Leave out the pictures and copy every record exactly.

=== DATASET RECORDS ===

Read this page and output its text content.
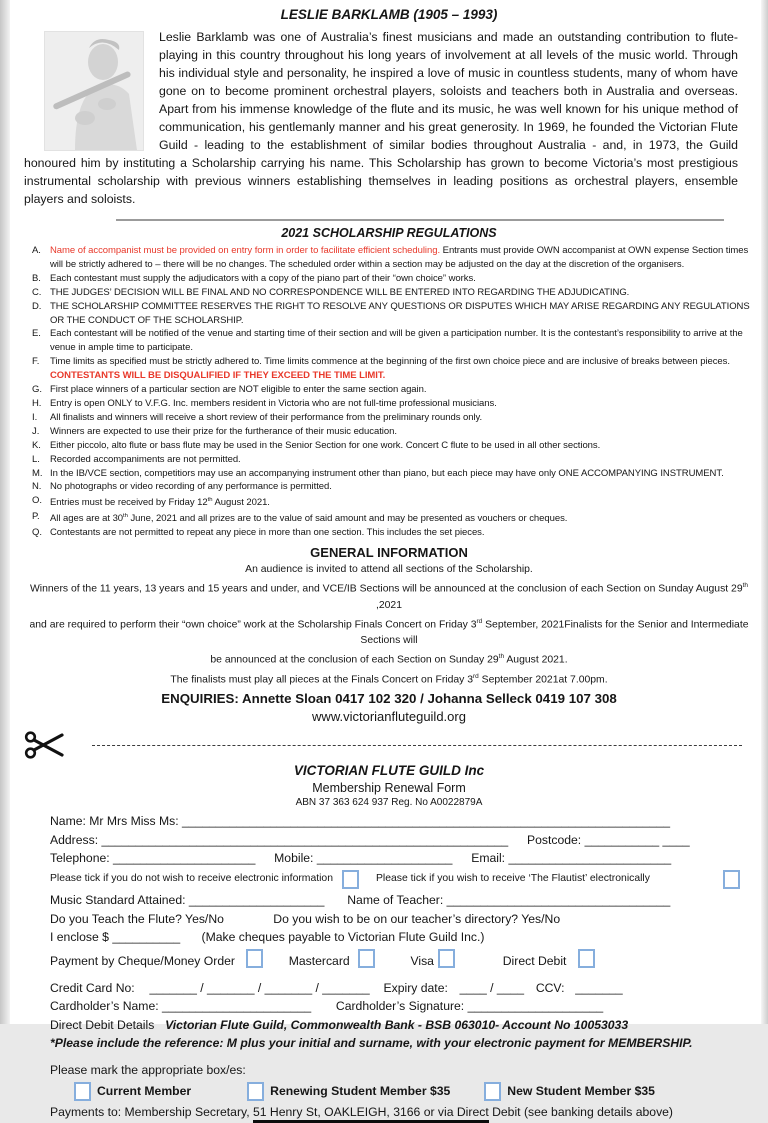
LESLIE BARKLAMB (1905 – 1993)
Leslie Barklamb was one of Australia’s finest musicians and made an outstanding contribution to flute-playing in this country throughout his long years of involvement at all levels of the music world. Through his individual style and personality, he inspired a love of music in countless students, many of whom have gone on to become prominent orchestral players, soloists and teachers both in Australia and overseas. Apart from his immense knowledge of the flute and its music, he was well known for his unique method of communication, his gentlemanly manner and his great generosity. In 1969, he founded the Victorian Flute Guild - leading to the establishment of similar bodies throughout Australia - and, in 1973, the Guild honoured him by instituting a Scholarship carrying his name. This Scholarship has grown to become Victoria’s most prestigious instrumental scholarship with previous winners establishing themselves in leading positions as orchestral players, ensemble players and soloists.
2021 SCHOLARSHIP REGULATIONS
A. Name of accompanist must be provided on entry form in order to facilitate efficient scheduling. Entrants must provide OWN accompanist at OWN expense Section times will be strictly adhered to – there will be no changes. The scheduled order within a section may be adjusted on the day at the discretion of the organisers.
B. Each contestant must supply the adjudicators with a copy of the piano part of their “own choice” works.
C. THE JUDGES’ DECISION WILL BE FINAL AND NO CORRESPONDENCE WILL BE ENTERED INTO REGARDING THE ADJUDICATING.
D. THE SCHOLARSHIP COMMITTEE RESERVES THE RIGHT TO RESOLVE ANY QUESTIONS OR DISPUTES WHICH MAY ARISE REGARDING ANY REGULATIONS OR THE CONDUCT OF THE SCHOLARSHIP.
E. Each contestant will be notified of the venue and starting time of their section and will be given a participation number. It is the contestant’s responsibility to arrive at the venue in ample time to participate.
F.	Time limits as specified must be strictly adhered to. Time limits commence at the beginning of the first own choice piece and are inclusive of breaks between pieces.
CONTESTANTS WILL BE DISQUALIFIED IF THEY EXCEED THE TIME LIMIT.
G. First place winners of a particular section are NOT eligible to enter the same section again.
H. Entry is open ONLY to V.F.G. Inc. members resident in Victoria who are not full-time professional musicians.
I.	All finalists and winners will receive a short review of their performance from the preliminary rounds only.
J.	Winners are expected to use their prize for the furtherance of their music education.
K. Either piccolo, alto flute or bass flute may be used in the Senior Section for one work. Concert C flute to be used in all other sections.
L.	Recorded accompaniments are not permitted.
M. In the IB/VCE section, competitiors may use an accompanying instrument other than piano, but each piece may have only ONE ACCOMPANYING INSTRUMENT.
N. No photographs or video recording of any performance is permitted.
O. Entries must be received by Friday 12th August 2021.
P.	All ages are at 30th June, 2021 and all prizes are to the value of said amount and may be presented as vouchers or cheques.
Q. Contestants are not permitted to repeat any piece in more than one section. This includes the set pieces.
GENERAL INFORMATION
An audience is invited to attend all sections of the Scholarship.
Winners of the 11 years, 13 years and 15 years and under, and VCE/IB Sections will be announced at the conclusion of each Section on Sunday August 29th ,2021
and are required to perform their “own choice” work at the Scholarship Finals Concert on Friday 3rd September, 2021Finalists for the Senior and Intermediate Sections will
be announced at the conclusion of each Section on Sunday 29th August 2021.
The finalists must play all pieces at the Finals Concert on Friday 3rd September 2021at 7.00pm.
ENQUIRIES: Annette Sloan 0417 102 320 / Johanna Selleck 0419 107 308
www.victorianfluteguild.org
VICTORIAN FLUTE GUILD Inc
Membership Renewal Form
ABN 37 363 624 937 Reg. No A0022879A
Name: Mr Mrs Miss Ms: ________________________________________________________________________
Address: ____________________________________________________________ Postcode: ___________ ____
Telephone: _____________________ Mobile: ____________________ Email: ________________________
Please tick if you do not wish to receive electronic information	Please tick if you wish to receive ‘The Flautist’ electronically
Music Standard Attained: ____________________ Name of Teacher: _________________________________
Do you Teach the Flute? Yes/No	Do you wish to be on our teacher’s directory? Yes/No
I enclose $ __________ (Make cheques payable to Victorian Flute Guild Inc.)
Payment by Cheque/Money Order	Mastercard	Visa	Direct Debit
Credit Card No: _______ / _______ / _______ / _______ Expiry date: ____ / ____ CCV: _______
Cardholder’s Name: ______________________ Cardholder’s Signature: ____________________
Direct Debit Details Victorian Flute Guild, Commonwealth Bank - BSB 063010- Account No 10053033
*Please include the reference: M plus your initial and surname, with your electronic payment for MEMBERSHIP.
Please mark the appropriate box/es:
Current Member	Renewing Student Member $35	New Student Member $35
Payments to: Membership Secretary, 51 Henry St, OAKLEIGH, 3166 or via Direct Debit (see banking details above)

===

• **RESPONSE**:
Read this page and output its text content.
LESLIE BARKLAMB (1905 – 1993)
Leslie Barklamb was one of Australia’s finest musicians and made an outstanding contribution to flute-playing in this country throughout his long years of involvement at all levels of the music world. Through his individual style and personality, he inspired a love of music in countless students, many of whom have gone on to become prominent orchestral players, soloists and teachers both in Australia and overseas. Apart from his immense knowledge of the flute and its music, he was well known for his unique method of communication, his gentlemanly manner and his great generosity. In 1969, he founded the Victorian Flute Guild - leading to the establishment of similar bodies throughout Australia - and, in 1973, the Guild honoured him by instituting a Scholarship carrying his name. This Scholarship has grown to become Victoria’s most prestigious instrumental scholarship with previous winners establishing themselves in leading positions as orchestral players, ensemble players and soloists.
2021 SCHOLARSHIP REGULATIONS
A. Name of accompanist must be provided on entry form in order to facilitate efficient scheduling. Entrants must provide OWN accompanist at OWN expense Section times will be strictly adhered to – there will be no changes. The scheduled order within a section may be adjusted on the day at the discretion of the organisers.
B. Each contestant must supply the adjudicators with a copy of the piano part of their “own choice” works.
C. THE JUDGES’ DECISION WILL BE FINAL AND NO CORRESPONDENCE WILL BE ENTERED INTO REGARDING THE ADJUDICATING.
D. THE SCHOLARSHIP COMMITTEE RESERVES THE RIGHT TO RESOLVE ANY QUESTIONS OR DISPUTES WHICH MAY ARISE REGARDING ANY REGULATIONS OR THE CONDUCT OF THE SCHOLARSHIP.
E. Each contestant will be notified of the venue and starting time of their section and will be given a participation number. It is the contestant’s responsibility to arrive at the venue in ample time to participate.
F.	Time limits as specified must be strictly adhered to. Time limits commence at the beginning of the first own choice piece and are inclusive of breaks between pieces.
CONTESTANTS WILL BE DISQUALIFIED IF THEY EXCEED THE TIME LIMIT.
G. First place winners of a particular section are NOT eligible to enter the same section again.
H. Entry is open ONLY to V.F.G. Inc. members resident in Victoria who are not full-time professional musicians.
I.	All finalists and winners will receive a short review of their performance from the preliminary rounds only.
J.	Winners are expected to use their prize for the furtherance of their music education.
K. Either piccolo, alto flute or bass flute may be used in the Senior Section for one work. Concert C flute to be used in all other sections.
L.	Recorded accompaniments are not permitted.
M. In the IB/VCE section, competitiors may use an accompanying instrument other than piano, but each piece may have only ONE ACCOMPANYING INSTRUMENT.
N. No photographs or video recording of any performance is permitted.
O. Entries must be received by Friday 12th August 2021.
P.	All ages are at 30th June, 2021 and all prizes are to the value of said amount and may be presented as vouchers or cheques.
Q. Contestants are not permitted to repeat any piece in more than one section. This includes the set pieces.
GENERAL INFORMATION
An audience is invited to attend all sections of the Scholarship.
Winners of the 11 years, 13 years and 15 years and under, and VCE/IB Sections will be announced at the conclusion of each Section on Sunday August 29th ,2021
and are required to perform their “own choice” work at the Scholarship Finals Concert on Friday 3rd September, 2021Finalists for the Senior and Intermediate Sections will
be announced at the conclusion of each Section on Sunday 29th August 2021.
The finalists must play all pieces at the Finals Concert on Friday 3rd September 2021at 7.00pm.
ENQUIRIES: Annette Sloan 0417 102 320 / Johanna Selleck 0419 107 308
www.victorianfluteguild.org
VICTORIAN FLUTE GUILD Inc
Membership Renewal Form
ABN 37 363 624 937 Reg. No A0022879A
Name: Mr Mrs Miss Ms: ________________________________________________________________________
Address: ____________________________________________________________ Postcode: ___________ ____
Telephone: _____________________ Mobile: ____________________ Email: ________________________
Please tick if you do not wish to receive electronic information	Please tick if you wish to receive ‘The Flautist’ electronically
Music Standard Attained: ____________________ Name of Teacher: _________________________________
Do you Teach the Flute? Yes/No	Do you wish to be on our teacher’s directory? Yes/No
I enclose $ __________ (Make cheques payable to Victorian Flute Guild Inc.)
Payment by Cheque/Money Order	Mastercard	Visa	Direct Debit
Credit Card No: _______ / _______ / _______ / _______ Expiry date: ____ / ____ CCV: _______
Cardholder’s Name: ______________________ Cardholder’s Signature: ____________________
Direct Debit Details Victorian Flute Guild, Commonwealth Bank - BSB 063010- Account No 10053033
*Please include the reference: M plus your initial and surname, with your electronic payment for MEMBERSHIP.
Please mark the appropriate box/es:
Current Member	Renewing Student Member $35	New Student Member $35
Payments to: Membership Secretary, 51 Henry St, OAKLEIGH, 3166 or via Direct Debit (see banking details above)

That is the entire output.